Stored records ▸
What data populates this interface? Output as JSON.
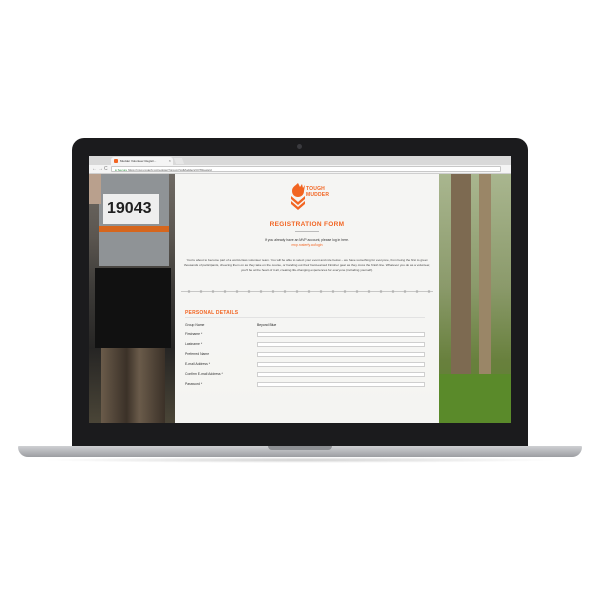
{
  "browser": {
    "tab_title": "Mudder Volunteer Registr...",
    "tab_close": "×",
    "secure_label": "Secure",
    "url": "https://mvp.rosterfy.co/register?group=VolMuddersVOTReward",
    "nav_back": "←",
    "nav_forward": "→",
    "nav_reload": "C"
  },
  "page": {
    "brand_line1": "TOUGH",
    "brand_line2": "MUDDER",
    "bib_number": "19043",
    "form_title": "REGISTRATION FORM",
    "signin_text": "If you already have an MVP account, please log in here.",
    "login_link": "mvp.rosterfy.co/login",
    "intro_text": "You're about to become part of a world-class volunteer team. You will be able to select your event and role below – we have something for everyone, from being the first to greet thousands of participants, cheering them on as they take on the course, or handing out their hard-earned Finisher gear as they cross the finish line. Whatever you do as a volunteer, you'll be at the heart of it all, creating life-changing experiences for everyone (including yourself).",
    "section_title": "PERSONAL DETAILS"
  },
  "form": {
    "group_label": "Group Name",
    "group_value": "Beyond Blue",
    "fields": [
      {
        "label": "Firstname *"
      },
      {
        "label": "Lastname *"
      },
      {
        "label": "Preferred Name"
      },
      {
        "label": "E-mail Address *"
      },
      {
        "label": "Confirm E-mail Address *"
      },
      {
        "label": "Password *"
      }
    ]
  },
  "colors": {
    "accent": "#f26522"
  }
}
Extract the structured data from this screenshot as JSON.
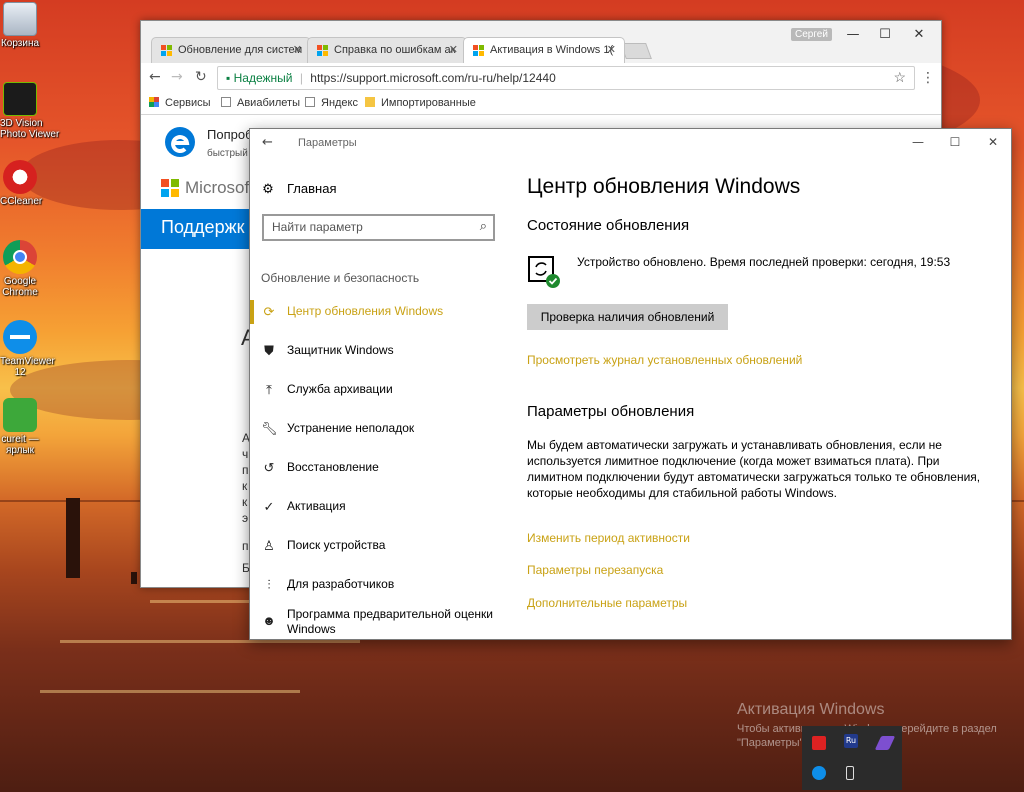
{
  "desktop": {
    "icons": [
      {
        "label": "Корзина"
      },
      {
        "label": "3D Vision\nPhoto Viewer"
      },
      {
        "label": "CCleaner"
      },
      {
        "label": "Google\nChrome"
      },
      {
        "label": "TeamViewer\n12"
      },
      {
        "label": "cureit —\nярлык"
      }
    ],
    "watermark_title": "Активация Windows",
    "watermark_text": "Чтобы активировать Windows, перейдите в раздел \"Параметры\".",
    "tray_icon_names": [
      "acrobat-icon",
      "ru-icon",
      "feather-icon",
      "teamviewer-icon",
      "usb-icon"
    ]
  },
  "browser": {
    "user": "Сергей",
    "tabs": [
      {
        "label": "Обновление для систем"
      },
      {
        "label": "Справка по ошибкам ак"
      },
      {
        "label": "Активация в Windows 1("
      }
    ],
    "secure_label": "Надежный",
    "url": "https://support.microsoft.com/ru-ru/help/12440",
    "bookmarks": [
      "Сервисы",
      "Авиабилеты",
      "Яндекс",
      "Импортированные"
    ],
    "page": {
      "promo_title": "Попробу",
      "promo_sub": "быстрый",
      "ms_wordmark": "Microsoft",
      "support_title": "Поддержк",
      "big_letter": "A",
      "fragments": [
        "А",
        "ч",
        "п",
        "к",
        "к",
        "э",
        "п",
        "Б"
      ]
    }
  },
  "settings": {
    "window_title": "Параметры",
    "home_label": "Главная",
    "search_placeholder": "Найти параметр",
    "category": "Обновление и безопасность",
    "nav": [
      {
        "label": "Центр обновления Windows",
        "icon": "refresh-icon",
        "active": true
      },
      {
        "label": "Защитник Windows",
        "icon": "shield-icon",
        "active": false
      },
      {
        "label": "Служба архивации",
        "icon": "upload-icon",
        "active": false
      },
      {
        "label": "Устранение неполадок",
        "icon": "wrench-icon",
        "active": false
      },
      {
        "label": "Восстановление",
        "icon": "history-icon",
        "active": false
      },
      {
        "label": "Активация",
        "icon": "check-circle-icon",
        "active": false
      },
      {
        "label": "Поиск устройства",
        "icon": "person-location-icon",
        "active": false
      },
      {
        "label": "Для разработчиков",
        "icon": "sliders-icon",
        "active": false
      },
      {
        "label": "Программа предварительной оценки\nWindows",
        "icon": "cat-icon",
        "active": false
      }
    ],
    "content": {
      "title": "Центр обновления Windows",
      "status_heading": "Состояние обновления",
      "status_text": "Устройство обновлено. Время последней проверки: сегодня, 19:53",
      "check_button": "Проверка наличия обновлений",
      "history_link": "Просмотреть журнал установленных обновлений",
      "options_heading": "Параметры обновления",
      "options_text": "Мы будем автоматически загружать и устанавливать обновления, если не используется лимитное подключение (когда может взиматься плата). При лимитном подключении будут автоматически загружаться только те обновления, которые необходимы для стабильной работы Windows.",
      "links": [
        "Изменить период активности",
        "Параметры перезапуска",
        "Дополнительные параметры"
      ]
    },
    "accent_color": "#c9a215"
  }
}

Challenge ▸ Return each line of the listing that holds the string "Address".

Response to this exercise ▸
        "label": "E-mail Address *"
        "label": "Confirm E-mail Address *"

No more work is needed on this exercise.